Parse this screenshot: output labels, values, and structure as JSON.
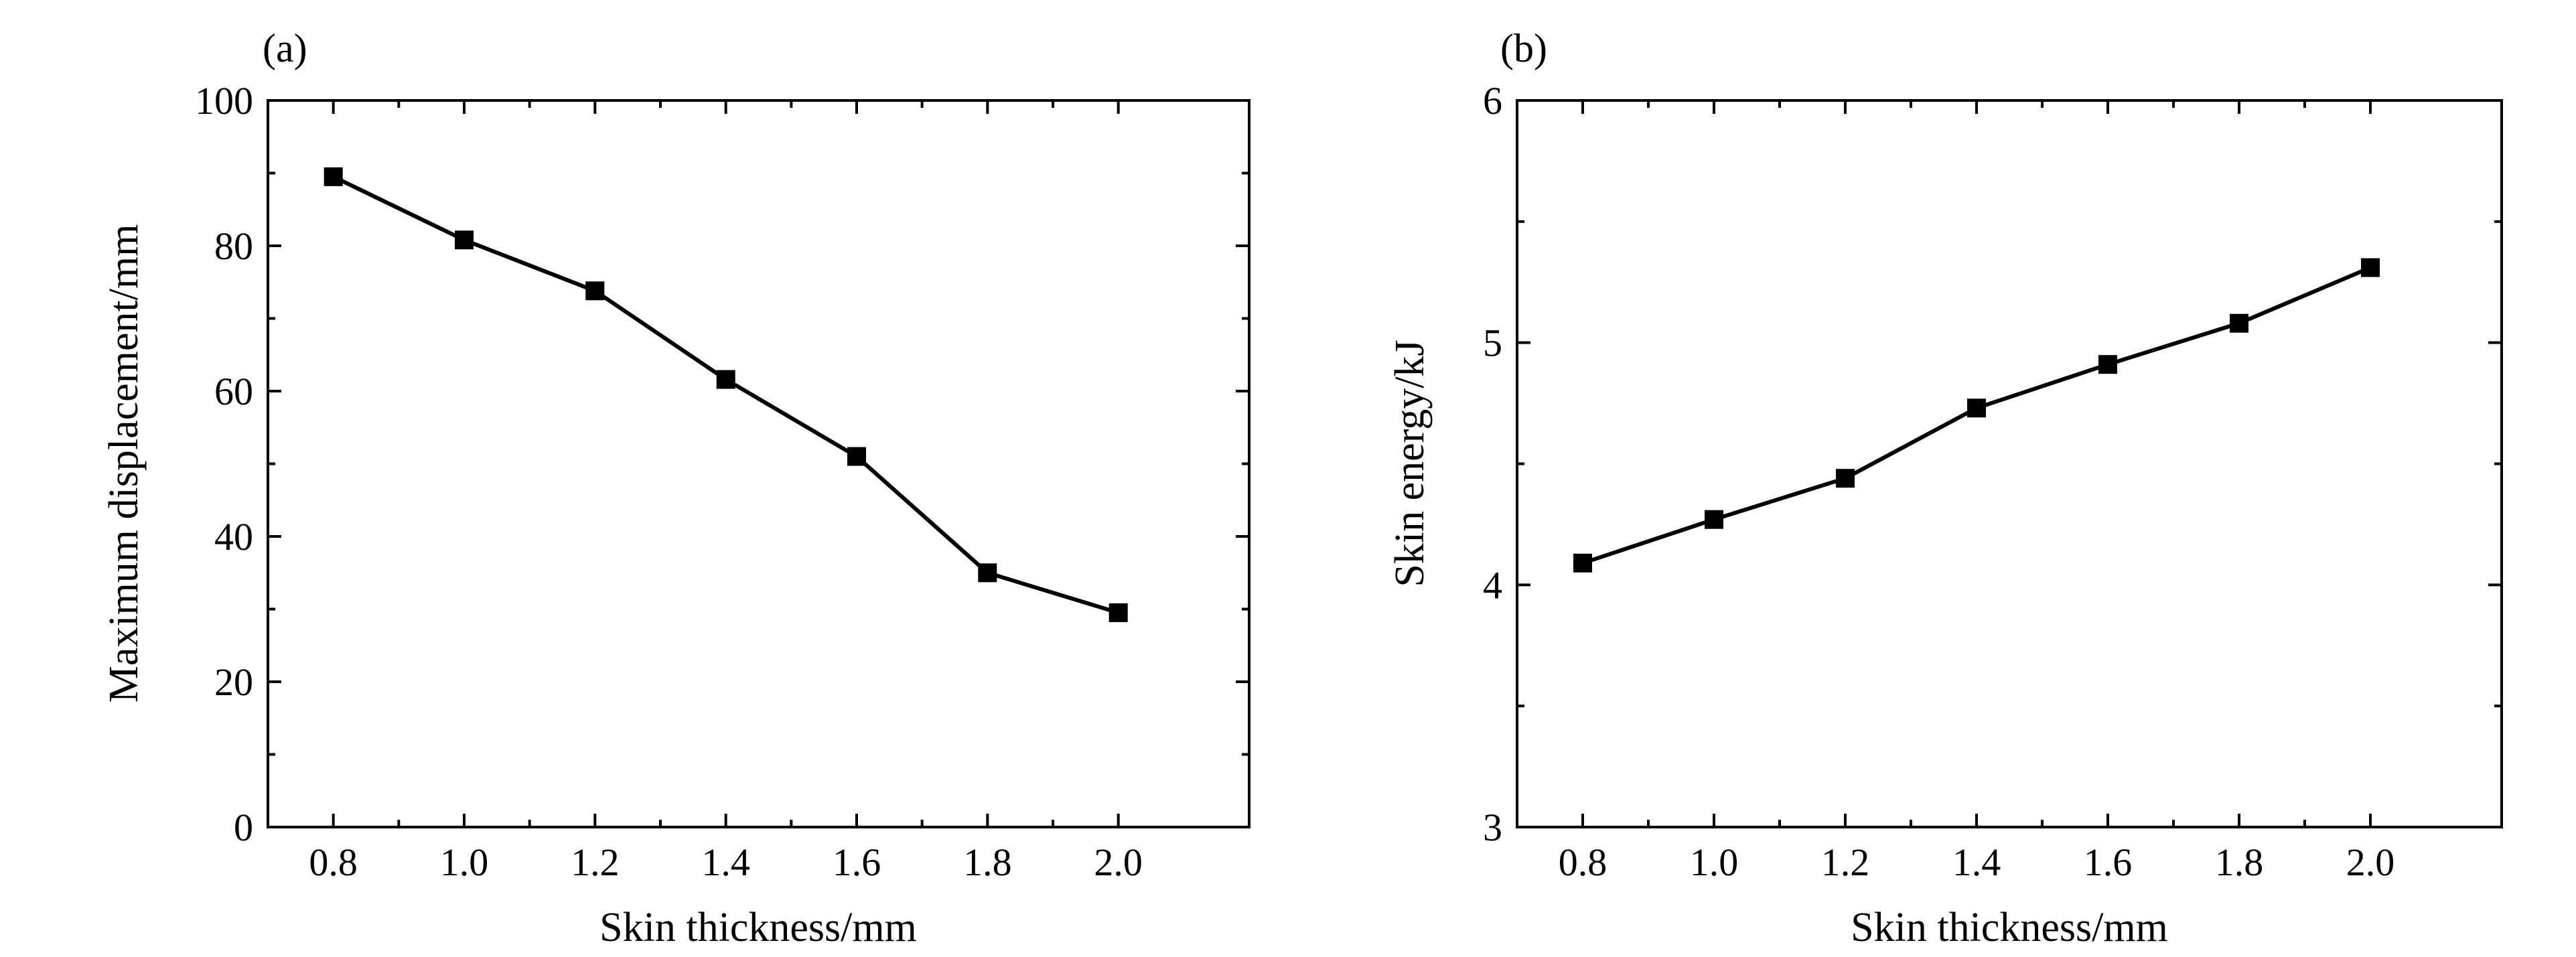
{
  "chart_data": [
    {
      "type": "line",
      "panel_label": "(a)",
      "xlabel": "Skin thickness/mm",
      "ylabel": "Maximum displacement/mm",
      "x": [
        0.8,
        1.0,
        1.2,
        1.4,
        1.6,
        1.8,
        2.0
      ],
      "series": [
        {
          "values": [
            89.5,
            80.8,
            73.8,
            61.6,
            51.0,
            35.0,
            29.5
          ]
        }
      ],
      "xlim": [
        0.7,
        2.2
      ],
      "ylim": [
        0,
        100
      ],
      "x_ticks": [
        "0.8",
        "1.0",
        "1.2",
        "1.4",
        "1.6",
        "1.8",
        "2.0"
      ],
      "y_ticks": [
        "0",
        "20",
        "40",
        "60",
        "80",
        "100"
      ],
      "x_tick_values": [
        0.8,
        1.0,
        1.2,
        1.4,
        1.6,
        1.8,
        2.0
      ],
      "y_tick_values": [
        0,
        20,
        40,
        60,
        80,
        100
      ],
      "y_minor_step": 10,
      "marker": "square",
      "grid": false,
      "legend": "none",
      "color": "#000000"
    },
    {
      "type": "line",
      "panel_label": "(b)",
      "xlabel": "Skin thickness/mm",
      "ylabel": "Skin energy/kJ",
      "x": [
        0.8,
        1.0,
        1.2,
        1.4,
        1.6,
        1.8,
        2.0
      ],
      "series": [
        {
          "values": [
            4.09,
            4.27,
            4.44,
            4.73,
            4.91,
            5.08,
            5.31
          ]
        }
      ],
      "xlim": [
        0.7,
        2.2
      ],
      "ylim": [
        3,
        6
      ],
      "x_ticks": [
        "0.8",
        "1.0",
        "1.2",
        "1.4",
        "1.6",
        "1.8",
        "2.0"
      ],
      "y_ticks": [
        "3",
        "4",
        "5",
        "6"
      ],
      "x_tick_values": [
        0.8,
        1.0,
        1.2,
        1.4,
        1.6,
        1.8,
        2.0
      ],
      "y_tick_values": [
        3,
        4,
        5,
        6
      ],
      "y_minor_step": 0.5,
      "marker": "square",
      "grid": false,
      "legend": "none",
      "color": "#000000"
    }
  ]
}
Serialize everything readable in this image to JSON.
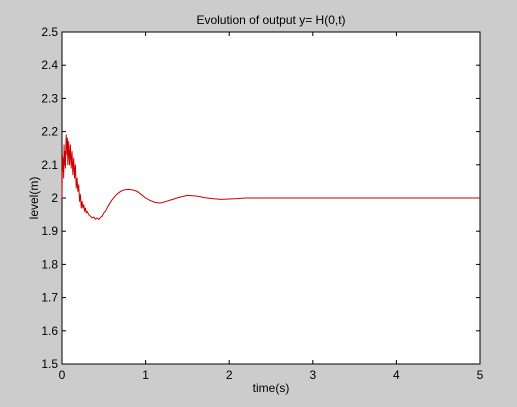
{
  "chart_data": {
    "type": "line",
    "title": "Evolution of output y= H(0,t)",
    "xlabel": "time(s)",
    "ylabel": "level(m)",
    "xlim": [
      0,
      5
    ],
    "ylim": [
      1.5,
      2.5
    ],
    "xticks": [
      "0",
      "1",
      "2",
      "3",
      "4",
      "5"
    ],
    "yticks": [
      "1.5",
      "1.6",
      "1.7",
      "1.8",
      "1.9",
      "2",
      "2.1",
      "2.2",
      "2.3",
      "2.4",
      "2.5"
    ],
    "grid": false,
    "legend": "none",
    "series": [
      {
        "color": "#cc0000",
        "x": [
          0,
          0.005,
          0.01,
          0.015,
          0.02,
          0.025,
          0.03,
          0.035,
          0.04,
          0.05,
          0.06,
          0.065,
          0.07,
          0.08,
          0.09,
          0.1,
          0.11,
          0.12,
          0.13,
          0.14,
          0.15,
          0.16,
          0.17,
          0.18,
          0.19,
          0.2,
          0.21,
          0.22,
          0.23,
          0.24,
          0.25,
          0.26,
          0.27,
          0.28,
          0.29,
          0.3,
          0.32,
          0.34,
          0.36,
          0.38,
          0.4,
          0.42,
          0.44,
          0.46,
          0.48,
          0.5,
          0.52,
          0.55,
          0.6,
          0.65,
          0.7,
          0.75,
          0.8,
          0.85,
          0.9,
          0.95,
          1.0,
          1.05,
          1.1,
          1.15,
          1.2,
          1.25,
          1.3,
          1.4,
          1.5,
          1.6,
          1.65,
          1.7,
          1.8,
          1.9,
          2.0,
          2.1,
          2.2,
          2.3,
          2.5,
          3.0,
          3.5,
          4.0,
          4.5,
          5.0
        ],
        "y": [
          2.0,
          2.13,
          2.08,
          2.12,
          2.06,
          2.16,
          2.1,
          2.14,
          2.09,
          2.19,
          2.13,
          2.18,
          2.1,
          2.17,
          2.1,
          2.16,
          2.09,
          2.14,
          2.07,
          2.12,
          2.06,
          2.1,
          2.03,
          2.06,
          2.02,
          2.04,
          1.99,
          2.01,
          1.97,
          1.99,
          1.97,
          1.98,
          1.96,
          1.97,
          1.955,
          1.96,
          1.95,
          1.945,
          1.94,
          1.943,
          1.936,
          1.94,
          1.935,
          1.942,
          1.945,
          1.955,
          1.96,
          1.975,
          1.995,
          2.01,
          2.02,
          2.025,
          2.026,
          2.024,
          2.02,
          2.01,
          2.0,
          1.993,
          1.988,
          1.985,
          1.986,
          1.99,
          1.994,
          2.002,
          2.008,
          2.006,
          2.004,
          2.001,
          1.998,
          1.996,
          1.997,
          1.998,
          2.0,
          2.0,
          2.0,
          2.0,
          2.0,
          2.0,
          2.0,
          2.0
        ]
      }
    ]
  }
}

# Work required:
Transcribe the records above exactly as they appear, leaving out any pictures.

# Answer to this task:
Parse this screenshot: output labels, values, and structure as JSON.
{
  "chart_data": [
    {
      "type": "line",
      "panel_label": "(a)",
      "xlabel": "Skin thickness/mm",
      "ylabel": "Maximum displacement/mm",
      "x": [
        0.8,
        1.0,
        1.2,
        1.4,
        1.6,
        1.8,
        2.0
      ],
      "series": [
        {
          "values": [
            89.5,
            80.8,
            73.8,
            61.6,
            51.0,
            35.0,
            29.5
          ]
        }
      ],
      "xlim": [
        0.7,
        2.2
      ],
      "ylim": [
        0,
        100
      ],
      "x_ticks": [
        "0.8",
        "1.0",
        "1.2",
        "1.4",
        "1.6",
        "1.8",
        "2.0"
      ],
      "y_ticks": [
        "0",
        "20",
        "40",
        "60",
        "80",
        "100"
      ],
      "x_tick_values": [
        0.8,
        1.0,
        1.2,
        1.4,
        1.6,
        1.8,
        2.0
      ],
      "y_tick_values": [
        0,
        20,
        40,
        60,
        80,
        100
      ],
      "y_minor_step": 10,
      "marker": "square",
      "grid": false,
      "legend": "none",
      "color": "#000000"
    },
    {
      "type": "line",
      "panel_label": "(b)",
      "xlabel": "Skin thickness/mm",
      "ylabel": "Skin energy/kJ",
      "x": [
        0.8,
        1.0,
        1.2,
        1.4,
        1.6,
        1.8,
        2.0
      ],
      "series": [
        {
          "values": [
            4.09,
            4.27,
            4.44,
            4.73,
            4.91,
            5.08,
            5.31
          ]
        }
      ],
      "xlim": [
        0.7,
        2.2
      ],
      "ylim": [
        3,
        6
      ],
      "x_ticks": [
        "0.8",
        "1.0",
        "1.2",
        "1.4",
        "1.6",
        "1.8",
        "2.0"
      ],
      "y_ticks": [
        "3",
        "4",
        "5",
        "6"
      ],
      "x_tick_values": [
        0.8,
        1.0,
        1.2,
        1.4,
        1.6,
        1.8,
        2.0
      ],
      "y_tick_values": [
        3,
        4,
        5,
        6
      ],
      "y_minor_step": 0.5,
      "marker": "square",
      "grid": false,
      "legend": "none",
      "color": "#000000"
    }
  ]
}
Serialize everything readable in this image to JSON.
{
  "chart_data": {
    "type": "line",
    "title": "Evolution of output y= H(0,t)",
    "xlabel": "time(s)",
    "ylabel": "level(m)",
    "xlim": [
      0,
      5
    ],
    "ylim": [
      1.5,
      2.5
    ],
    "xticks": [
      "0",
      "1",
      "2",
      "3",
      "4",
      "5"
    ],
    "yticks": [
      "1.5",
      "1.6",
      "1.7",
      "1.8",
      "1.9",
      "2",
      "2.1",
      "2.2",
      "2.3",
      "2.4",
      "2.5"
    ],
    "grid": false,
    "legend": "none",
    "series": [
      {
        "color": "#cc0000",
        "x": [
          0,
          0.005,
          0.01,
          0.015,
          0.02,
          0.025,
          0.03,
          0.035,
          0.04,
          0.05,
          0.06,
          0.065,
          0.07,
          0.08,
          0.09,
          0.1,
          0.11,
          0.12,
          0.13,
          0.14,
          0.15,
          0.16,
          0.17,
          0.18,
          0.19,
          0.2,
          0.21,
          0.22,
          0.23,
          0.24,
          0.25,
          0.26,
          0.27,
          0.28,
          0.29,
          0.3,
          0.32,
          0.34,
          0.36,
          0.38,
          0.4,
          0.42,
          0.44,
          0.46,
          0.48,
          0.5,
          0.52,
          0.55,
          0.6,
          0.65,
          0.7,
          0.75,
          0.8,
          0.85,
          0.9,
          0.95,
          1.0,
          1.05,
          1.1,
          1.15,
          1.2,
          1.25,
          1.3,
          1.4,
          1.5,
          1.6,
          1.65,
          1.7,
          1.8,
          1.9,
          2.0,
          2.1,
          2.2,
          2.3,
          2.5,
          3.0,
          3.5,
          4.0,
          4.5,
          5.0
        ],
        "y": [
          2.0,
          2.13,
          2.08,
          2.12,
          2.06,
          2.16,
          2.1,
          2.14,
          2.09,
          2.19,
          2.13,
          2.18,
          2.1,
          2.17,
          2.1,
          2.16,
          2.09,
          2.14,
          2.07,
          2.12,
          2.06,
          2.1,
          2.03,
          2.06,
          2.02,
          2.04,
          1.99,
          2.01,
          1.97,
          1.99,
          1.97,
          1.98,
          1.96,
          1.97,
          1.955,
          1.96,
          1.95,
          1.945,
          1.94,
          1.943,
          1.936,
          1.94,
          1.935,
          1.942,
          1.945,
          1.955,
          1.96,
          1.975,
          1.995,
          2.01,
          2.02,
          2.025,
          2.026,
          2.024,
          2.02,
          2.01,
          2.0,
          1.993,
          1.988,
          1.985,
          1.986,
          1.99,
          1.994,
          2.002,
          2.008,
          2.006,
          2.004,
          2.001,
          1.998,
          1.996,
          1.997,
          1.998,
          2.0,
          2.0,
          2.0,
          2.0,
          2.0,
          2.0,
          2.0,
          2.0
        ]
      }
    ]
  }
}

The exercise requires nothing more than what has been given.